[DATASET RECORDS]
-- Begin --
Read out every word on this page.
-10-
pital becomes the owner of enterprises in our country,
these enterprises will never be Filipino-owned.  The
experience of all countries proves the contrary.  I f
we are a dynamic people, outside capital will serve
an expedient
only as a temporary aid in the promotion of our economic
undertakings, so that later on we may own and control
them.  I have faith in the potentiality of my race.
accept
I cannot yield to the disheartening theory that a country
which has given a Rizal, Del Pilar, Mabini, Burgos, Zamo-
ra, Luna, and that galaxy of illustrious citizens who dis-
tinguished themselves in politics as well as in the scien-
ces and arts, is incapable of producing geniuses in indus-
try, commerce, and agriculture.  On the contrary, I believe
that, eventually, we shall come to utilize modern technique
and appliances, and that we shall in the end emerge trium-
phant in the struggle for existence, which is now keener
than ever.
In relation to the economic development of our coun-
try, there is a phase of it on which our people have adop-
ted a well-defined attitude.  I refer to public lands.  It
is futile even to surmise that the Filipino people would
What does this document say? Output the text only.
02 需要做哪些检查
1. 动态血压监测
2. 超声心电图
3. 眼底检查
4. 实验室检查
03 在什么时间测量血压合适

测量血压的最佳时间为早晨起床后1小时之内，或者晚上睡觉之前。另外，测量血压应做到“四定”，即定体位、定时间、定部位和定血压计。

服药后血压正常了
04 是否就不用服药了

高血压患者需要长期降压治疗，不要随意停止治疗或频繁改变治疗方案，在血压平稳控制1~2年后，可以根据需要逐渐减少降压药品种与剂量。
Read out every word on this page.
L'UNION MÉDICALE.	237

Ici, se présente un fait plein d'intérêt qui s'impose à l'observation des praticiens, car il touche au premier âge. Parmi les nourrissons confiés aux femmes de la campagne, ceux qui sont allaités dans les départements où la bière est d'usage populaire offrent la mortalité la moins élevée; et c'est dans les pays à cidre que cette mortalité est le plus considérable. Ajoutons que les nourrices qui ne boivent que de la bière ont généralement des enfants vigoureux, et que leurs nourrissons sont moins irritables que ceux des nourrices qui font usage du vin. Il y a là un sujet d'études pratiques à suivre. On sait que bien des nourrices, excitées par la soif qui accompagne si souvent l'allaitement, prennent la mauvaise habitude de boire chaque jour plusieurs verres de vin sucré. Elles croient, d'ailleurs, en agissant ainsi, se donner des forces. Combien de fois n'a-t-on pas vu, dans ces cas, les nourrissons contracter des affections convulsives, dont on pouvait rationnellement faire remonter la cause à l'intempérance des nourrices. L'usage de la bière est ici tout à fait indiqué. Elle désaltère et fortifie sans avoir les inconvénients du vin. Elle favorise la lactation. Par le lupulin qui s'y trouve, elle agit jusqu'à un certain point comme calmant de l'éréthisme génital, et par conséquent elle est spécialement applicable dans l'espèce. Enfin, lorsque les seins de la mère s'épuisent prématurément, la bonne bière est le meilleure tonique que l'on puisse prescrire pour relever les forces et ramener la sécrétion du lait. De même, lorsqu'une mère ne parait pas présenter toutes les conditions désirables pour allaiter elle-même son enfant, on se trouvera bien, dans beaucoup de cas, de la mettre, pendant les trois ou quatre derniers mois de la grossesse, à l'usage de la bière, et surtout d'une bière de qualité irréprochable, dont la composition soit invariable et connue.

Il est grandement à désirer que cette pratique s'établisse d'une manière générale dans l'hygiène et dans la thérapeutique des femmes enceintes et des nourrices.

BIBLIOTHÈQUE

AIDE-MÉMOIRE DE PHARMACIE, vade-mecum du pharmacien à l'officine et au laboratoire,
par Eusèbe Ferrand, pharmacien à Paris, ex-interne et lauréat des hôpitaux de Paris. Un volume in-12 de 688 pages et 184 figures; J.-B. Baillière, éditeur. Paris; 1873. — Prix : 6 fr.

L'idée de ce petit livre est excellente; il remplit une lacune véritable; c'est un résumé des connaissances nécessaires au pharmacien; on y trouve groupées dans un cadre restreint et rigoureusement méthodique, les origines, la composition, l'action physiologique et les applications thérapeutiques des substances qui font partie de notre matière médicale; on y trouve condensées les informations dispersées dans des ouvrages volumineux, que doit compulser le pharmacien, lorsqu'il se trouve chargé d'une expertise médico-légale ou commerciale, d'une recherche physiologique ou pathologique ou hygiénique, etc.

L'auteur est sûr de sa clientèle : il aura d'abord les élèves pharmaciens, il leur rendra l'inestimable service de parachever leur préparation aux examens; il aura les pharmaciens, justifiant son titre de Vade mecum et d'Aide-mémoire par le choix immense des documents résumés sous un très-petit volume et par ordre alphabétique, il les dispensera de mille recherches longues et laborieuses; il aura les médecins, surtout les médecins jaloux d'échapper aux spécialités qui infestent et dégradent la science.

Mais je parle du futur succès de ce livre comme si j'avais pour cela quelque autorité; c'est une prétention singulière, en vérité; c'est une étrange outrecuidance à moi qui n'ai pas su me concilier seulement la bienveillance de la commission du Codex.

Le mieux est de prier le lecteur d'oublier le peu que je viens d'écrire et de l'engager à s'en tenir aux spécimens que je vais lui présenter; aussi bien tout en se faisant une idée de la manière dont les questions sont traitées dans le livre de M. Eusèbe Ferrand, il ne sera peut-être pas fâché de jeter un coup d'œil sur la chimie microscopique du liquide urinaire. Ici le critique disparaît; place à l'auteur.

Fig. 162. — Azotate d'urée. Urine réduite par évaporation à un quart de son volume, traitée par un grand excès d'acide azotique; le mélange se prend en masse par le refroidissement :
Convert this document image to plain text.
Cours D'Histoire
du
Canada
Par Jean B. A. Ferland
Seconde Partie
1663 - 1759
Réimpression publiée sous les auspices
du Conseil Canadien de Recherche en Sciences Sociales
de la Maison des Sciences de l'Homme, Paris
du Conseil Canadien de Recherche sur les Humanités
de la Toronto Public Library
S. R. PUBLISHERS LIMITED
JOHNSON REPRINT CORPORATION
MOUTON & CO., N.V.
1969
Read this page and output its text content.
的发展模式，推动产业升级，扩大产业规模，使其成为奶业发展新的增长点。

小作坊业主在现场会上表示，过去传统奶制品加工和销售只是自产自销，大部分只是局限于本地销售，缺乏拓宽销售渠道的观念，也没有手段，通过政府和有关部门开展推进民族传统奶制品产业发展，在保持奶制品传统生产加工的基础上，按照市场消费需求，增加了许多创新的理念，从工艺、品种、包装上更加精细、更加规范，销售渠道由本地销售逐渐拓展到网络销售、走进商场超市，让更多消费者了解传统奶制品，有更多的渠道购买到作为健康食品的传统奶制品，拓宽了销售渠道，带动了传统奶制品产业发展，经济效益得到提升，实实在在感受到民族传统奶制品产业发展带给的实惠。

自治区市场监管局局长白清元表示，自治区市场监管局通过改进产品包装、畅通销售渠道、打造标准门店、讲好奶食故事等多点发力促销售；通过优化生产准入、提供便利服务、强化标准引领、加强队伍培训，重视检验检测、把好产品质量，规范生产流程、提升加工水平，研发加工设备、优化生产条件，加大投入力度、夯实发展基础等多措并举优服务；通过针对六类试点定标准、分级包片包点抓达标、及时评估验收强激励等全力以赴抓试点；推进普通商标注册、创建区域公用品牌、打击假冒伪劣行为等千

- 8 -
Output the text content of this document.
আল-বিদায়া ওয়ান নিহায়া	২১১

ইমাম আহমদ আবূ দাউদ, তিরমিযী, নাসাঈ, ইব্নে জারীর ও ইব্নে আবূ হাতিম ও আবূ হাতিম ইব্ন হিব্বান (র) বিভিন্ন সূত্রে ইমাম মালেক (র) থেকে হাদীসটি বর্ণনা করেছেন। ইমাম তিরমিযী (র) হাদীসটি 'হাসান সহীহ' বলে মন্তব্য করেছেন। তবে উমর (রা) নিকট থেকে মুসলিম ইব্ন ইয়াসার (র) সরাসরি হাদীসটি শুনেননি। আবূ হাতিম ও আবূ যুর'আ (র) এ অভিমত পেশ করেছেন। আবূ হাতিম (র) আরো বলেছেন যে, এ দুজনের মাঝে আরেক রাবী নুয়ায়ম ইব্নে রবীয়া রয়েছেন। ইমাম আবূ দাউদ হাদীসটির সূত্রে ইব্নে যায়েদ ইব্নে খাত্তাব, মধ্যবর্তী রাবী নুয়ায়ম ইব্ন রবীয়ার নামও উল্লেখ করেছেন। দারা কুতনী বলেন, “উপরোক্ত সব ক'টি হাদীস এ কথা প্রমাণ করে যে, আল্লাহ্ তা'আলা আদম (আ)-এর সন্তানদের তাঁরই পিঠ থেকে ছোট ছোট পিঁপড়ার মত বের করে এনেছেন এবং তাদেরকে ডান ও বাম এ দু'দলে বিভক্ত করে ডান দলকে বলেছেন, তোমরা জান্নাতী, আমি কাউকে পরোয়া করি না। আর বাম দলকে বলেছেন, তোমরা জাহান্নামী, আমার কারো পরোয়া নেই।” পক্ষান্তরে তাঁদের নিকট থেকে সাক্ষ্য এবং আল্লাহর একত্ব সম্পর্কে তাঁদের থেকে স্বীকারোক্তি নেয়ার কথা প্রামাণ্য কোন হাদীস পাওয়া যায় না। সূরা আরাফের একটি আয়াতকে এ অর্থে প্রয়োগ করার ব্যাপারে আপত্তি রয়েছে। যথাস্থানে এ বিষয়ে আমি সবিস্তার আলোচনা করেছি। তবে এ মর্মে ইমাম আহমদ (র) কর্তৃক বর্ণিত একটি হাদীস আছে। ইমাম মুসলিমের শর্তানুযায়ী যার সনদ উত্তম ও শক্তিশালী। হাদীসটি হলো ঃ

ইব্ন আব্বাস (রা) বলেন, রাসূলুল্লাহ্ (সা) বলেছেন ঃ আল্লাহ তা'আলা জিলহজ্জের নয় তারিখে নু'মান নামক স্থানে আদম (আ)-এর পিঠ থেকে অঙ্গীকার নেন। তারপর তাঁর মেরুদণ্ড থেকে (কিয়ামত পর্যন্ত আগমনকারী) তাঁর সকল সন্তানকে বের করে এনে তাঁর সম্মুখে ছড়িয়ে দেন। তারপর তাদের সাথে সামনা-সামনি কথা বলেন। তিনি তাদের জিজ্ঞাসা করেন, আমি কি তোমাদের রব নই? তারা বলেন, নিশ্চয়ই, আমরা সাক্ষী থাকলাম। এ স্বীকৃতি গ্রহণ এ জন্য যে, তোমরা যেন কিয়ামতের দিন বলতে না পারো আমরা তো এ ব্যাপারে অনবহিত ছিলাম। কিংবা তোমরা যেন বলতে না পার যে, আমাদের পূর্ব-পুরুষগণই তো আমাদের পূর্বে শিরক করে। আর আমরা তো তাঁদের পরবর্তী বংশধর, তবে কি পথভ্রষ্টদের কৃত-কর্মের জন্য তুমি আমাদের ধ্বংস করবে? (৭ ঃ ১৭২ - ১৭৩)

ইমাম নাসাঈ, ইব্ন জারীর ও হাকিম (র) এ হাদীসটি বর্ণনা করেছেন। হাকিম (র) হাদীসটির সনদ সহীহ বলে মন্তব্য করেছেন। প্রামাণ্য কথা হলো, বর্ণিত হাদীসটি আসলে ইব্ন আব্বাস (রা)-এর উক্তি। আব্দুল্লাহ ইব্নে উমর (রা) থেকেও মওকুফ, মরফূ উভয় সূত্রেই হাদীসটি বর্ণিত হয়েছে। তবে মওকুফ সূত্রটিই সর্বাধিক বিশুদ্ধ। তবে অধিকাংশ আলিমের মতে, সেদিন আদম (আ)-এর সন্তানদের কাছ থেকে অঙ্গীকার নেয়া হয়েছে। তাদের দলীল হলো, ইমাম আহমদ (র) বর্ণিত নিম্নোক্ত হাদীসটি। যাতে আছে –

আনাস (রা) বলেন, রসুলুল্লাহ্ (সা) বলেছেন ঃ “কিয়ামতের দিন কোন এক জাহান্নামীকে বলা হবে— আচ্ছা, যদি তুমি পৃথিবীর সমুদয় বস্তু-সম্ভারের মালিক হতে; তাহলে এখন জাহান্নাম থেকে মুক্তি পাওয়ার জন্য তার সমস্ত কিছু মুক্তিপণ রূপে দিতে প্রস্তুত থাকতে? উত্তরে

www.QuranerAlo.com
-- End --
[TO DO] For the material, find the number of lines holding the word "Paris" and give that figure and nothing more.

[EXERCISE RESULT] 2